Problem statement: Gather up the lines that contain "温度相同".

Records:
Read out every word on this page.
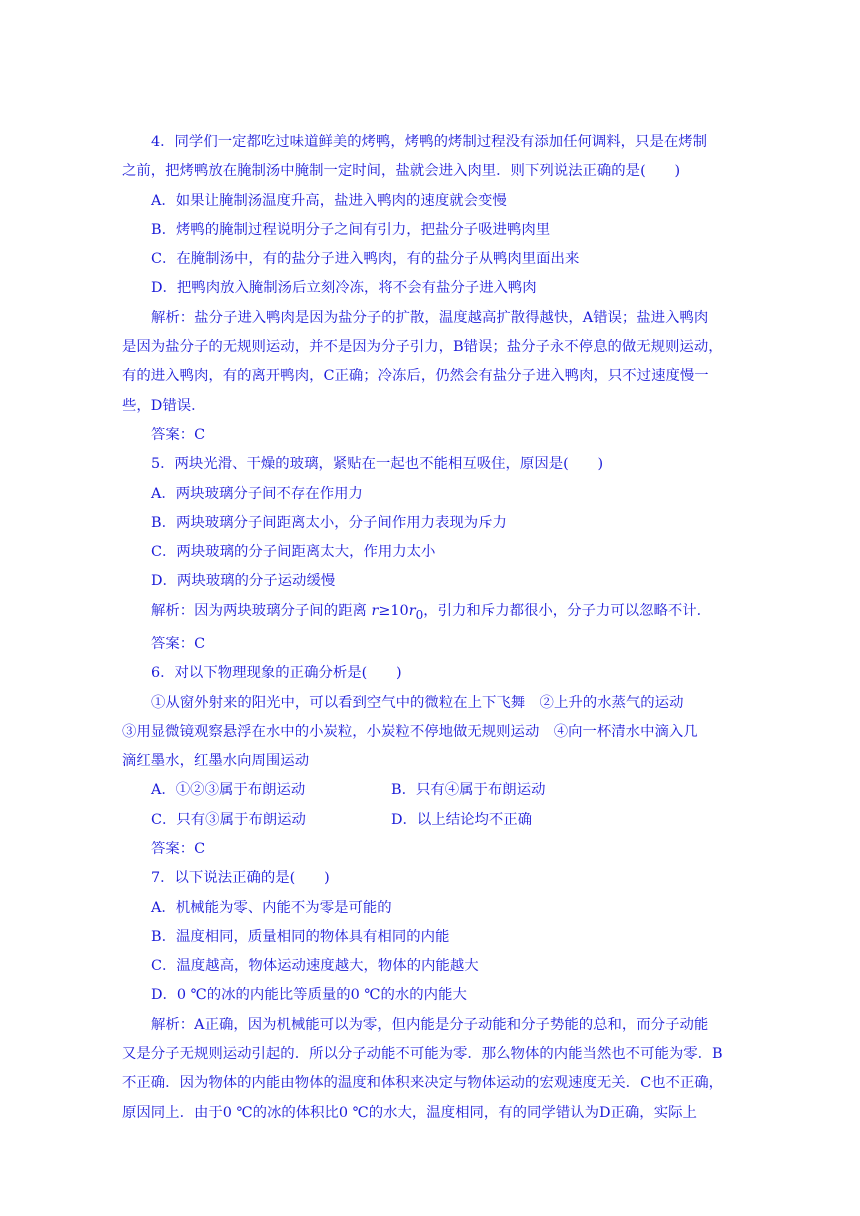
4．同学们一定都吃过味道鲜美的烤鸭，烤鸭的烤制过程没有添加任何调料，只是在烤制
之前，把烤鸭放在腌制汤中腌制一定时间，盐就会进入肉里．则下列说法正确的是(　　)
A．如果让腌制汤温度升高，盐进入鸭肉的速度就会变慢
B．烤鸭的腌制过程说明分子之间有引力，把盐分子吸进鸭肉里
C．在腌制汤中，有的盐分子进入鸭肉，有的盐分子从鸭肉里面出来
D．把鸭肉放入腌制汤后立刻冷冻，将不会有盐分子进入鸭肉
解析：盐分子进入鸭肉是因为盐分子的扩散，温度越高扩散得越快，A错误；盐进入鸭肉
是因为盐分子的无规则运动，并不是因为分子引力，B错误；盐分子永不停息的做无规则运动，
有的进入鸭肉，有的离开鸭肉，C正确；冷冻后，仍然会有盐分子进入鸭肉，只不过速度慢一
些，D错误．
答案：C
5．两块光滑、干燥的玻璃，紧贴在一起也不能相互吸住，原因是(　　)
A．两块玻璃分子间不存在作用力
B．两块玻璃分子间距离太小，分子间作用力表现为斥力
C．两块玻璃的分子间距离太大，作用力太小
D．两块玻璃的分子运动缓慢
解析：因为两块玻璃分子间的距离 $r\ge 10r_0$，引力和斥力都很小，分子力可以忽略不计．
答案：C
6．对以下物理现象的正确分析是(　　)
①从窗外射来的阳光中，可以看到空气中的微粒在上下飞舞　②上升的水蒸气的运动
③用显微镜观察悬浮在水中的小炭粒，小炭粒不停地做无规则运动　④向一杯清水中滴入几
滴红墨水，红墨水向周围运动
A．①②③属于布朗运动	B．只有④属于布朗运动
C．只有③属于布朗运动	D．以上结论均不正确
答案：C
7．以下说法正确的是(　　)
A．机械能为零、内能不为零是可能的
B．温度相同，质量相同的物体具有相同的内能
C．温度越高，物体运动速度越大，物体的内能越大
D．0 ℃的冰的内能比等质量的0 ℃的水的内能大
解析：A正确，因为机械能可以为零，但内能是分子动能和分子势能的总和，而分子动能
又是分子无规则运动引起的．所以分子动能不可能为零．那么物体的内能当然也不可能为零．B
不正确．因为物体的内能由物体的温度和体积来决定与物体运动的宏观速度无关．C也不正确，
原因同上．由于0 ℃的冰的体积比0 ℃的水大，温度相同，有的同学错认为D正确，实际上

Written reply:
B．温度相同，质量相同的物体具有相同的内能
原因同上．由于0 ℃的冰的体积比0 ℃的水大，温度相同，有的同学错认为D正确，实际上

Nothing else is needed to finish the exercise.